State the number of lines that include the string "timecode", and write nothing else.

= Data section =
++++++++++
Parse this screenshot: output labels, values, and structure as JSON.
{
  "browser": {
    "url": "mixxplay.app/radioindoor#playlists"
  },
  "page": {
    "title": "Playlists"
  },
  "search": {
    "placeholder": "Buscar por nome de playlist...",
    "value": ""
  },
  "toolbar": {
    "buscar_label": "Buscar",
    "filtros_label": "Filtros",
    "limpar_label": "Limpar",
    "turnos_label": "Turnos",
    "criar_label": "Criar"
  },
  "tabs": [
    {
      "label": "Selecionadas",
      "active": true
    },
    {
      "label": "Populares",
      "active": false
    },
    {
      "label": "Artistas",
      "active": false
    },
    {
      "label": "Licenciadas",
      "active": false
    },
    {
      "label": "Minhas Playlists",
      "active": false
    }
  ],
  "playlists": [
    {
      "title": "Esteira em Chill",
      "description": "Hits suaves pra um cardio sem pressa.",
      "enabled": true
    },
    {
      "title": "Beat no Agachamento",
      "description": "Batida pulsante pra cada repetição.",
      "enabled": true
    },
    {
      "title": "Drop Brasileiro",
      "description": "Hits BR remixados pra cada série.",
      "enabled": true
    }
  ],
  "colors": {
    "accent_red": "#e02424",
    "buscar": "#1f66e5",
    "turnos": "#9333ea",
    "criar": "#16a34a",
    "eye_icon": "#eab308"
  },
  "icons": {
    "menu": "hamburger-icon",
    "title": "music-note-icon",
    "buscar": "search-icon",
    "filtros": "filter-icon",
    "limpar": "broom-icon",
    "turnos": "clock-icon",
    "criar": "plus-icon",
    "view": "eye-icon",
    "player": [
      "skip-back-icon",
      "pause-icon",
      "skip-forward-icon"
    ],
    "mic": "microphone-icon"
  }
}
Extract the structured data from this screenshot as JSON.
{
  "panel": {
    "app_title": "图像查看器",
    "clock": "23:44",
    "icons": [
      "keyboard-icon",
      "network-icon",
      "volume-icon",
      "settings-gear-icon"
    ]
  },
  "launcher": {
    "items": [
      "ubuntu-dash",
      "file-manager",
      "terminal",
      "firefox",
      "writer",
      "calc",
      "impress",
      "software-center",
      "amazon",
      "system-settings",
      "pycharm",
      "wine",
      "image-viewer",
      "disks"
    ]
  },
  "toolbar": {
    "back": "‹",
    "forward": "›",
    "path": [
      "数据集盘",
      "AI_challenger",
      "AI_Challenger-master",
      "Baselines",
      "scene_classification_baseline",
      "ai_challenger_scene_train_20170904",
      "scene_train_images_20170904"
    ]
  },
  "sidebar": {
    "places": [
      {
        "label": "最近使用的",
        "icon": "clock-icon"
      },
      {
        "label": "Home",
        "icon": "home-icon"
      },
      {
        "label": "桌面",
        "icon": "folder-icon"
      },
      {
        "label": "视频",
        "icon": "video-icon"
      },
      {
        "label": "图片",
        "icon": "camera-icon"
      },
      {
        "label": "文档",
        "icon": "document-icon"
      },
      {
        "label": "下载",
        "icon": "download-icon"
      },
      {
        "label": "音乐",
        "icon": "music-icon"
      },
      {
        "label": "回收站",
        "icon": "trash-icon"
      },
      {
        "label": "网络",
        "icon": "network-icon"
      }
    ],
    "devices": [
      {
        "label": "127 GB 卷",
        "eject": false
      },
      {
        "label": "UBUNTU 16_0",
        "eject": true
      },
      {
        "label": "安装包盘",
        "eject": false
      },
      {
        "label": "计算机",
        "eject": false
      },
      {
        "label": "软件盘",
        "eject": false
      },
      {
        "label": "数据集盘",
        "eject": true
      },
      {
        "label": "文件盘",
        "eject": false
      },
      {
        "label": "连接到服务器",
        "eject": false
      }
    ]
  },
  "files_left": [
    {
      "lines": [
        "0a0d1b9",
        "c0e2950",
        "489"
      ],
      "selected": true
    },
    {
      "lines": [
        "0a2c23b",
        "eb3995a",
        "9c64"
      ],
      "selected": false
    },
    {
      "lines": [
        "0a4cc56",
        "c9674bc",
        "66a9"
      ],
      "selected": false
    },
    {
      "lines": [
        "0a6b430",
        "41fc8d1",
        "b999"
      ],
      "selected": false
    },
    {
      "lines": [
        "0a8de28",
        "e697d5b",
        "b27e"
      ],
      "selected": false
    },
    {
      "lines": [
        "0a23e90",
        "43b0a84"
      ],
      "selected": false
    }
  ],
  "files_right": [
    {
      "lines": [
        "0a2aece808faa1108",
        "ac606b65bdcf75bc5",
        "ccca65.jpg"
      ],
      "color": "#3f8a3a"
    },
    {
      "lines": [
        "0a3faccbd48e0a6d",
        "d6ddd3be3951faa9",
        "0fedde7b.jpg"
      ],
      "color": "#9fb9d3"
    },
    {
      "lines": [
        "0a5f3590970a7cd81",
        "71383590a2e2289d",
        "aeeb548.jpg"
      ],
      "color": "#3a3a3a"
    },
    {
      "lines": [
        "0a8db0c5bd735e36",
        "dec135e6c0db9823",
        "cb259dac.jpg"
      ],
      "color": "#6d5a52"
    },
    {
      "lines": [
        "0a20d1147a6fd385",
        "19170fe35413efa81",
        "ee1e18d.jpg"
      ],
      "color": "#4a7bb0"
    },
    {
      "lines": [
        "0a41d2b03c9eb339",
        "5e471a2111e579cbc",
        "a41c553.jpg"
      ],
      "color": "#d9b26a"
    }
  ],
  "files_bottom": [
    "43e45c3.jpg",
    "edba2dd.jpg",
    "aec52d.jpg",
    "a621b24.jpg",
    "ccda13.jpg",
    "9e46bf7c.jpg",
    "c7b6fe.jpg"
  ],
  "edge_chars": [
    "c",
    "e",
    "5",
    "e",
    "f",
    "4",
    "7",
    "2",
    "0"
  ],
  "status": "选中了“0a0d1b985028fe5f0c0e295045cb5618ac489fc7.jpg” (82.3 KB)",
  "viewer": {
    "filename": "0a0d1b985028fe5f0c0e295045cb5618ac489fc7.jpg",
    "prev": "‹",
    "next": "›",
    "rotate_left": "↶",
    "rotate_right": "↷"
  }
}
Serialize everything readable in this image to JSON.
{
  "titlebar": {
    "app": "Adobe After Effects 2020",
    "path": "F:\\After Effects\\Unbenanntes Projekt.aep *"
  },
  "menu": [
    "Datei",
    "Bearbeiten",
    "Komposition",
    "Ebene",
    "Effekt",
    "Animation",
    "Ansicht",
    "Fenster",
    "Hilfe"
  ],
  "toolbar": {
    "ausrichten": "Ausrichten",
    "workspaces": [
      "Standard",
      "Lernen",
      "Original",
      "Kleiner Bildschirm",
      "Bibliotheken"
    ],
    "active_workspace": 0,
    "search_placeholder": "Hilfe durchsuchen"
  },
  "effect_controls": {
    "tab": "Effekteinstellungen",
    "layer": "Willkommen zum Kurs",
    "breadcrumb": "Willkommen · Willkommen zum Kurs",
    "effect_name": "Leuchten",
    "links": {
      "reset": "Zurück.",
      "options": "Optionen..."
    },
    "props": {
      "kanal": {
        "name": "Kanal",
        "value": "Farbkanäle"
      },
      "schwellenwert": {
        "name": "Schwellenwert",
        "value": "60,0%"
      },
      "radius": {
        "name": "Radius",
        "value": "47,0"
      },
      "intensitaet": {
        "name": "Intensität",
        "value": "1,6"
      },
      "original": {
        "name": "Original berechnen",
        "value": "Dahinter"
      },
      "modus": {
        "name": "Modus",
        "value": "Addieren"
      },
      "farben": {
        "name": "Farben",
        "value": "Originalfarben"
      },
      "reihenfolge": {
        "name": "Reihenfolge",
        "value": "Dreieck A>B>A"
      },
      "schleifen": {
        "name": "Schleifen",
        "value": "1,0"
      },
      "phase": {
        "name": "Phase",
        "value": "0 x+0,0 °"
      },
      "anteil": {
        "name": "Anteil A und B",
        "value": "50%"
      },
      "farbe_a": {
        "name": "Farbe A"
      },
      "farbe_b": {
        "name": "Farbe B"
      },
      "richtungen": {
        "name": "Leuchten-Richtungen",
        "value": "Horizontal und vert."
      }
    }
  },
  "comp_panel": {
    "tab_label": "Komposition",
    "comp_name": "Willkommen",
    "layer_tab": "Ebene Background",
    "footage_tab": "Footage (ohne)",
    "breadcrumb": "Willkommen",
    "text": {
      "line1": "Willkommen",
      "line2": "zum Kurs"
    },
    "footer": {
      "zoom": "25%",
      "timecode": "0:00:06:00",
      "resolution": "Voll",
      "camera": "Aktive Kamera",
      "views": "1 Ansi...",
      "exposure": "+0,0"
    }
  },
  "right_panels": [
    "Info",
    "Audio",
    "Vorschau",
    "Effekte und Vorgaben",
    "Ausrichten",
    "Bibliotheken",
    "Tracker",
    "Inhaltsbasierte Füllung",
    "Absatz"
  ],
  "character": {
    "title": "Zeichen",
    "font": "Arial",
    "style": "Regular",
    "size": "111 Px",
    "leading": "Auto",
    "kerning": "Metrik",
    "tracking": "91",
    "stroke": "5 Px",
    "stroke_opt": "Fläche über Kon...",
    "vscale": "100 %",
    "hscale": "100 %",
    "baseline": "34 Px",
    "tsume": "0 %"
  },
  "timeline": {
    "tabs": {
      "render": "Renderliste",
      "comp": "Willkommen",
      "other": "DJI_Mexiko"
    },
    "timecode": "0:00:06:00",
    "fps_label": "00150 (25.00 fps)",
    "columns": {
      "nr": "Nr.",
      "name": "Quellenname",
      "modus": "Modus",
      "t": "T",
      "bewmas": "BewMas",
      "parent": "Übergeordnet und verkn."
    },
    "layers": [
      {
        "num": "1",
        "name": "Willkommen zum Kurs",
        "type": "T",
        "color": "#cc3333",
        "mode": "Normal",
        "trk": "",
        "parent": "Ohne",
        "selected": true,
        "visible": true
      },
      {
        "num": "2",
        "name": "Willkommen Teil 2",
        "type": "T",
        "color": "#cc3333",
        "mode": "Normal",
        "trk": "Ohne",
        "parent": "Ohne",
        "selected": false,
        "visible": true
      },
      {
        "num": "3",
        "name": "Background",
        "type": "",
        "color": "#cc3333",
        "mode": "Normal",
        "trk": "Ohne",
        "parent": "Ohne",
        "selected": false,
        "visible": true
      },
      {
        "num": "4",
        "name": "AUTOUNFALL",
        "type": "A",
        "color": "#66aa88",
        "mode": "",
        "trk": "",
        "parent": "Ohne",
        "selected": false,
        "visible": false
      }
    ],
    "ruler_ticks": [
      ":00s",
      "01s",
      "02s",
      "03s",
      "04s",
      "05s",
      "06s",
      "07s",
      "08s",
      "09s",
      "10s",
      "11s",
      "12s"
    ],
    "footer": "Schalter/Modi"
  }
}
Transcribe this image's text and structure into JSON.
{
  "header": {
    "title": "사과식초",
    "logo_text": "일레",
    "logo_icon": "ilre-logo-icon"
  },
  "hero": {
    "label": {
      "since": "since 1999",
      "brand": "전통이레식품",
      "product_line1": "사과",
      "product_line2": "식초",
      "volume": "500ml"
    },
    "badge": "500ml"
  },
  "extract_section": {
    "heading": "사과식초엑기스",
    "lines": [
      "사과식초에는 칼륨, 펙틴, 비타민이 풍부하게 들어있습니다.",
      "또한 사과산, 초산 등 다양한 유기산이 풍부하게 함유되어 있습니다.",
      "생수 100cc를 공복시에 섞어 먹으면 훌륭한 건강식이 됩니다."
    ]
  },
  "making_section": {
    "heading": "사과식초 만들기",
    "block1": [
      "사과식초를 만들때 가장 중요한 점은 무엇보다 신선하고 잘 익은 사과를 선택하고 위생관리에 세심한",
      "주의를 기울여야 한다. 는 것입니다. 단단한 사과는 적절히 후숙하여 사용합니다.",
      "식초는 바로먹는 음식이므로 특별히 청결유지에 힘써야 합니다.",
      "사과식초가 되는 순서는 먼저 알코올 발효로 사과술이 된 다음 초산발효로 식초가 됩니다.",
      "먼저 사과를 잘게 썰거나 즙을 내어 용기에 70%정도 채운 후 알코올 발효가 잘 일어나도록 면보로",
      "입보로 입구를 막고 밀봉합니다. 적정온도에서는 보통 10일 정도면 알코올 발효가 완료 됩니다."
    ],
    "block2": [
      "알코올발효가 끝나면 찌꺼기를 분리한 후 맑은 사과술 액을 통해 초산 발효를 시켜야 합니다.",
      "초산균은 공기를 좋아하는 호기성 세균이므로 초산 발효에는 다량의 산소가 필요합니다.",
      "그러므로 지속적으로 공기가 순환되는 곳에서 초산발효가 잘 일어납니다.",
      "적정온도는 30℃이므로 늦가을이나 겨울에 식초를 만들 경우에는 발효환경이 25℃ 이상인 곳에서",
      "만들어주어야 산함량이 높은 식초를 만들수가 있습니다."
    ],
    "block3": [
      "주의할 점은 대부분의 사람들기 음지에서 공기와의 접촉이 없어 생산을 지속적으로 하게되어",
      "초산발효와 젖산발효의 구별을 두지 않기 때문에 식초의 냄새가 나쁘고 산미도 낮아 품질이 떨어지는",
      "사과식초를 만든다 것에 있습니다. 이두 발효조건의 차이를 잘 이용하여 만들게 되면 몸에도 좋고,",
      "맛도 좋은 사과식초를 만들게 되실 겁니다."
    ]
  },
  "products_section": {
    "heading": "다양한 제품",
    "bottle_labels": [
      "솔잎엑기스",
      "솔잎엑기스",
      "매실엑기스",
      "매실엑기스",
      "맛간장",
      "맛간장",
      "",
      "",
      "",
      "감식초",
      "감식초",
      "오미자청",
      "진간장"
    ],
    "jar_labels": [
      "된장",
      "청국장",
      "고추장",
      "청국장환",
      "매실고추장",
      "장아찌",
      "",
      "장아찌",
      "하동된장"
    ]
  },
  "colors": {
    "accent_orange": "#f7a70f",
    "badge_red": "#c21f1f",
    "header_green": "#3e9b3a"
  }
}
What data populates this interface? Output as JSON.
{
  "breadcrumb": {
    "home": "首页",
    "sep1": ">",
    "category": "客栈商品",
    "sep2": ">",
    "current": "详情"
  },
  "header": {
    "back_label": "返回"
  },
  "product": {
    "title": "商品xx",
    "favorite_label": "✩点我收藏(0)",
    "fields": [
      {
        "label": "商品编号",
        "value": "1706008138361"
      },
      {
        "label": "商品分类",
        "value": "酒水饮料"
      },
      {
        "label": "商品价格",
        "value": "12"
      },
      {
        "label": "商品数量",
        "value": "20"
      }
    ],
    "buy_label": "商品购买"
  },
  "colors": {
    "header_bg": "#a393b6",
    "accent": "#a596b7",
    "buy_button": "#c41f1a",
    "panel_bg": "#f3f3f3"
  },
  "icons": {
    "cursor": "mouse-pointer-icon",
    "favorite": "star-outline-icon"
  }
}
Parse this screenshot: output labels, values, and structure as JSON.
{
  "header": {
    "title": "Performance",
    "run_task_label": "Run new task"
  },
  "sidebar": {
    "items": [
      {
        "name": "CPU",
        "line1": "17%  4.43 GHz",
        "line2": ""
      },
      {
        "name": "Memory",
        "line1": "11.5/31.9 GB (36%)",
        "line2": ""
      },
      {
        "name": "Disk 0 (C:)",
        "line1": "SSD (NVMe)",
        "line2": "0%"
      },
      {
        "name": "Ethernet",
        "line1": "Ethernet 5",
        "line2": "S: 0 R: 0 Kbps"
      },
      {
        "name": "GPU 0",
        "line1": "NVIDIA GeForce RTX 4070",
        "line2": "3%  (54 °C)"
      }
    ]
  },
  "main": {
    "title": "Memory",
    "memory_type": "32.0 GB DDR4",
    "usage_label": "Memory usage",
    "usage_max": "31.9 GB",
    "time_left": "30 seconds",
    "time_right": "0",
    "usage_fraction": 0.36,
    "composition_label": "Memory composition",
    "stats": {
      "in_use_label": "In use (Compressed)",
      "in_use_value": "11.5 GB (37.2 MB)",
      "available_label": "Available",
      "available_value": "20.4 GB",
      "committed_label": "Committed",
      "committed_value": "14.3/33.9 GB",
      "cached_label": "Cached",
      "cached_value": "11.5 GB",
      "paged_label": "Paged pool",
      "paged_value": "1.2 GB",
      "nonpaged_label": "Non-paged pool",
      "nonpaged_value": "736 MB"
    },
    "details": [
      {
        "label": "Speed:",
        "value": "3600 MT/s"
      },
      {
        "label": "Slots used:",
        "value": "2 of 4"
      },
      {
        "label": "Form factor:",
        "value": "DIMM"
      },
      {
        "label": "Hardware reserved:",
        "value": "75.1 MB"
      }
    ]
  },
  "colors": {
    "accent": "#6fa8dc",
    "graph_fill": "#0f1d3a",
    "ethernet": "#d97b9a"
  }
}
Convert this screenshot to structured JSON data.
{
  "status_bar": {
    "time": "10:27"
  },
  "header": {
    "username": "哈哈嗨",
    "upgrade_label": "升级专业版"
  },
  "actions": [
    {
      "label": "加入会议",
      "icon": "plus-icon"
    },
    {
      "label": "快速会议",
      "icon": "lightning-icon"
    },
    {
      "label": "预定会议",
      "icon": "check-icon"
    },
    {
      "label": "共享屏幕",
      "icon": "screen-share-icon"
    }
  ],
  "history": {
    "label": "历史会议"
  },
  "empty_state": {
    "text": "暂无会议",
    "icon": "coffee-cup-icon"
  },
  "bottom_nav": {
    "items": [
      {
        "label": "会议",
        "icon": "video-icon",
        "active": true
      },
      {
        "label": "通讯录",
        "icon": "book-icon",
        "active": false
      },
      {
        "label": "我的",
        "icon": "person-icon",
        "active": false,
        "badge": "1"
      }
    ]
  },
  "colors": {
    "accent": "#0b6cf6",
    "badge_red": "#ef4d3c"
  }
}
++++++++++
= Solution to the problem =
2